Records shown:
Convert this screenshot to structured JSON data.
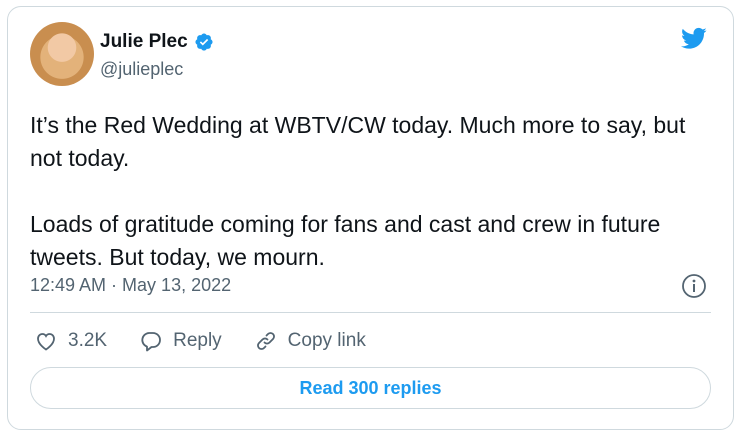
{
  "author": {
    "display_name": "Julie Plec",
    "handle": "@julieplec",
    "verified": true
  },
  "tweet": {
    "text": "It’s the Red Wedding at WBTV/CW today. Much more to say, but not today.\n\nLoads of gratitude coming for fans and cast and crew in future tweets. But today, we mourn.",
    "timestamp": "12:49 AM · May 13, 2022"
  },
  "actions": {
    "like_count": "3.2K",
    "reply_label": "Reply",
    "copy_label": "Copy link"
  },
  "read_replies_label": "Read 300 replies",
  "colors": {
    "accent": "#1d9bf0",
    "muted": "#536471",
    "border": "#cfd9de"
  },
  "icons": [
    "verified-badge-icon",
    "twitter-bird-icon",
    "info-icon",
    "heart-icon",
    "reply-bubble-icon",
    "link-icon"
  ]
}
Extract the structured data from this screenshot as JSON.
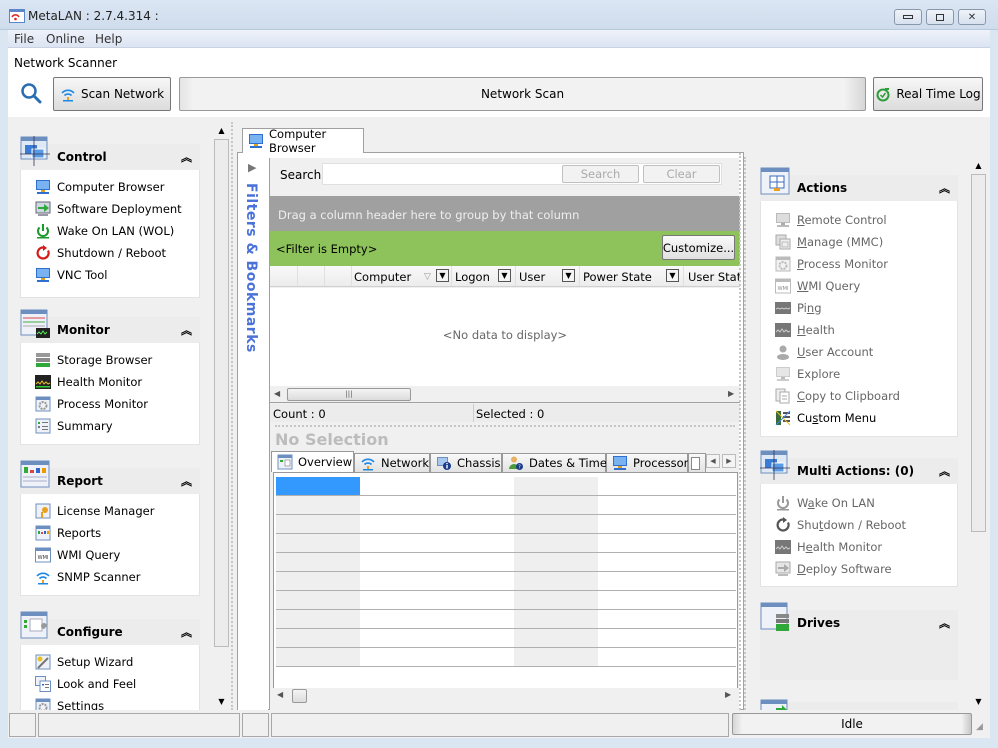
{
  "window": {
    "title": "MetaLAN : 2.7.4.314 :",
    "controls": {
      "minimize": "–",
      "maximize": "▭",
      "close": "✕"
    }
  },
  "menu": [
    "File",
    "Online",
    "Help"
  ],
  "toolbar": {
    "title": "Network Scanner",
    "search_icon": "magnifier-icon",
    "scan_button": "Scan Network",
    "progress_label": "Network Scan",
    "realtime_button": "Real Time Log"
  },
  "left_panel": {
    "groups": [
      {
        "title": "Control",
        "collapse": "⌃⌃",
        "items": [
          {
            "label": "Computer Browser",
            "icon": "computer-icon"
          },
          {
            "label": "Software Deployment",
            "icon": "deploy-icon"
          },
          {
            "label": "Wake On LAN (WOL)",
            "icon": "power-icon"
          },
          {
            "label": "Shutdown / Reboot",
            "icon": "reboot-icon"
          },
          {
            "label": "VNC Tool",
            "icon": "monitor-icon"
          }
        ]
      },
      {
        "title": "Monitor",
        "collapse": "⌃⌃",
        "items": [
          {
            "label": "Storage Browser",
            "icon": "storage-icon"
          },
          {
            "label": "Health Monitor",
            "icon": "health-icon"
          },
          {
            "label": "Process Monitor",
            "icon": "gear-icon"
          },
          {
            "label": "Summary",
            "icon": "summary-icon"
          }
        ]
      },
      {
        "title": "Report",
        "collapse": "⌃⌃",
        "items": [
          {
            "label": "License Manager",
            "icon": "key-icon"
          },
          {
            "label": "Reports",
            "icon": "report-icon"
          },
          {
            "label": "WMI Query",
            "icon": "wmi-icon"
          },
          {
            "label": "SNMP Scanner",
            "icon": "wifi-icon"
          }
        ]
      },
      {
        "title": "Configure",
        "collapse": "⌃⌃",
        "items": [
          {
            "label": "Setup Wizard",
            "icon": "wizard-icon"
          },
          {
            "label": "Look and Feel",
            "icon": "look-icon"
          },
          {
            "label": "Settings",
            "icon": "settings-icon"
          }
        ]
      }
    ]
  },
  "center": {
    "tab_label": "Computer Browser",
    "filters_label": "Filters & Bookmarks",
    "search_label": "Search",
    "search_value": "",
    "search_button": "Search",
    "clear_button": "Clear",
    "group_hint": "Drag a column header here to group by that column",
    "filter_text": "<Filter is Empty>",
    "customize_button": "Customize...",
    "columns": [
      "Computer",
      "Logon",
      "User",
      "Power State",
      "User State"
    ],
    "no_data": "<No data to display>",
    "count": "Count : 0",
    "selected": "Selected : 0",
    "selection_title": "No Selection",
    "detail_tabs": [
      {
        "label": "Overview",
        "icon": "overview-icon",
        "active": true
      },
      {
        "label": "Network",
        "icon": "wifi-icon"
      },
      {
        "label": "Chassis",
        "icon": "chassis-icon"
      },
      {
        "label": "Dates & Times",
        "icon": "user-info-icon"
      },
      {
        "label": "Processor",
        "icon": "processor-icon"
      }
    ]
  },
  "right_panel": {
    "actions": {
      "title": "Actions",
      "items": [
        {
          "pre": "",
          "u": "R",
          "post": "emote Control",
          "enabled": false
        },
        {
          "pre": "",
          "u": "M",
          "post": "anage (MMC)",
          "enabled": false
        },
        {
          "pre": "",
          "u": "P",
          "post": "rocess Monitor",
          "enabled": false
        },
        {
          "pre": "",
          "u": "W",
          "post": "MI Query",
          "enabled": false
        },
        {
          "pre": "Pi",
          "u": "n",
          "post": "g",
          "enabled": false
        },
        {
          "pre": "",
          "u": "H",
          "post": "ealth",
          "enabled": false
        },
        {
          "pre": "",
          "u": "U",
          "post": "ser Account",
          "enabled": false
        },
        {
          "pre": "Explore",
          "u": "",
          "post": "",
          "enabled": false
        },
        {
          "pre": "",
          "u": "C",
          "post": "opy to Clipboard",
          "enabled": false
        },
        {
          "pre": "Cu",
          "u": "s",
          "post": "tom Menu",
          "enabled": true
        }
      ]
    },
    "multi_actions": {
      "title": "Multi Actions: (0)",
      "items": [
        {
          "pre": "W",
          "u": "a",
          "post": "ke On LAN"
        },
        {
          "pre": "Shu",
          "u": "t",
          "post": "down / Reboot"
        },
        {
          "pre": "H",
          "u": "e",
          "post": "alth Monitor"
        },
        {
          "pre": "",
          "u": "D",
          "post": "eploy Software"
        }
      ]
    },
    "drives": {
      "title": "Drives"
    }
  },
  "statusbar": {
    "state": "Idle"
  },
  "colors": {
    "accent_blue": "#3399ff",
    "filter_green": "#8dc35a",
    "group_gray": "#a0a0a0",
    "filters_text": "#4a72d8"
  }
}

Objective: Reproduce each entry precisely, dropping only the pictures.

Solution to the problem:
Convert this screenshot to structured JSON data.
{
  "author": {
    "display_name": "Julie Plec",
    "handle": "@julieplec",
    "verified": true
  },
  "tweet": {
    "text": "It’s the Red Wedding at WBTV/CW today. Much more to say, but not today.\n\nLoads of gratitude coming for fans and cast and crew in future tweets. But today, we mourn.",
    "timestamp": "12:49 AM · May 13, 2022"
  },
  "actions": {
    "like_count": "3.2K",
    "reply_label": "Reply",
    "copy_label": "Copy link"
  },
  "read_replies_label": "Read 300 replies",
  "colors": {
    "accent": "#1d9bf0",
    "muted": "#536471",
    "border": "#cfd9de"
  },
  "icons": [
    "verified-badge-icon",
    "twitter-bird-icon",
    "info-icon",
    "heart-icon",
    "reply-bubble-icon",
    "link-icon"
  ]
}
Extract the structured data from this screenshot as JSON.
{
  "window": {
    "title": "MetaLAN : 2.7.4.314 :",
    "controls": {
      "minimize": "–",
      "maximize": "▭",
      "close": "✕"
    }
  },
  "menu": [
    "File",
    "Online",
    "Help"
  ],
  "toolbar": {
    "title": "Network Scanner",
    "search_icon": "magnifier-icon",
    "scan_button": "Scan Network",
    "progress_label": "Network Scan",
    "realtime_button": "Real Time Log"
  },
  "left_panel": {
    "groups": [
      {
        "title": "Control",
        "collapse": "⌃⌃",
        "items": [
          {
            "label": "Computer Browser",
            "icon": "computer-icon"
          },
          {
            "label": "Software Deployment",
            "icon": "deploy-icon"
          },
          {
            "label": "Wake On LAN (WOL)",
            "icon": "power-icon"
          },
          {
            "label": "Shutdown / Reboot",
            "icon": "reboot-icon"
          },
          {
            "label": "VNC Tool",
            "icon": "monitor-icon"
          }
        ]
      },
      {
        "title": "Monitor",
        "collapse": "⌃⌃",
        "items": [
          {
            "label": "Storage Browser",
            "icon": "storage-icon"
          },
          {
            "label": "Health Monitor",
            "icon": "health-icon"
          },
          {
            "label": "Process Monitor",
            "icon": "gear-icon"
          },
          {
            "label": "Summary",
            "icon": "summary-icon"
          }
        ]
      },
      {
        "title": "Report",
        "collapse": "⌃⌃",
        "items": [
          {
            "label": "License Manager",
            "icon": "key-icon"
          },
          {
            "label": "Reports",
            "icon": "report-icon"
          },
          {
            "label": "WMI Query",
            "icon": "wmi-icon"
          },
          {
            "label": "SNMP Scanner",
            "icon": "wifi-icon"
          }
        ]
      },
      {
        "title": "Configure",
        "collapse": "⌃⌃",
        "items": [
          {
            "label": "Setup Wizard",
            "icon": "wizard-icon"
          },
          {
            "label": "Look and Feel",
            "icon": "look-icon"
          },
          {
            "label": "Settings",
            "icon": "settings-icon"
          }
        ]
      }
    ]
  },
  "center": {
    "tab_label": "Computer Browser",
    "filters_label": "Filters & Bookmarks",
    "search_label": "Search",
    "search_value": "",
    "search_button": "Search",
    "clear_button": "Clear",
    "group_hint": "Drag a column header here to group by that column",
    "filter_text": "<Filter is Empty>",
    "customize_button": "Customize...",
    "columns": [
      "Computer",
      "Logon",
      "User",
      "Power State",
      "User State"
    ],
    "no_data": "<No data to display>",
    "count": "Count : 0",
    "selected": "Selected : 0",
    "selection_title": "No Selection",
    "detail_tabs": [
      {
        "label": "Overview",
        "icon": "overview-icon",
        "active": true
      },
      {
        "label": "Network",
        "icon": "wifi-icon"
      },
      {
        "label": "Chassis",
        "icon": "chassis-icon"
      },
      {
        "label": "Dates & Times",
        "icon": "user-info-icon"
      },
      {
        "label": "Processor",
        "icon": "processor-icon"
      }
    ]
  },
  "right_panel": {
    "actions": {
      "title": "Actions",
      "items": [
        {
          "pre": "",
          "u": "R",
          "post": "emote Control",
          "enabled": false
        },
        {
          "pre": "",
          "u": "M",
          "post": "anage (MMC)",
          "enabled": false
        },
        {
          "pre": "",
          "u": "P",
          "post": "rocess Monitor",
          "enabled": false
        },
        {
          "pre": "",
          "u": "W",
          "post": "MI Query",
          "enabled": false
        },
        {
          "pre": "Pi",
          "u": "n",
          "post": "g",
          "enabled": false
        },
        {
          "pre": "",
          "u": "H",
          "post": "ealth",
          "enabled": false
        },
        {
          "pre": "",
          "u": "U",
          "post": "ser Account",
          "enabled": false
        },
        {
          "pre": "Explore",
          "u": "",
          "post": "",
          "enabled": false
        },
        {
          "pre": "",
          "u": "C",
          "post": "opy to Clipboard",
          "enabled": false
        },
        {
          "pre": "Cu",
          "u": "s",
          "post": "tom Menu",
          "enabled": true
        }
      ]
    },
    "multi_actions": {
      "title": "Multi Actions: (0)",
      "items": [
        {
          "pre": "W",
          "u": "a",
          "post": "ke On LAN"
        },
        {
          "pre": "Shu",
          "u": "t",
          "post": "down / Reboot"
        },
        {
          "pre": "H",
          "u": "e",
          "post": "alth Monitor"
        },
        {
          "pre": "",
          "u": "D",
          "post": "eploy Software"
        }
      ]
    },
    "drives": {
      "title": "Drives"
    }
  },
  "statusbar": {
    "state": "Idle"
  },
  "colors": {
    "accent_blue": "#3399ff",
    "filter_green": "#8dc35a",
    "group_gray": "#a0a0a0",
    "filters_text": "#4a72d8"
  }
}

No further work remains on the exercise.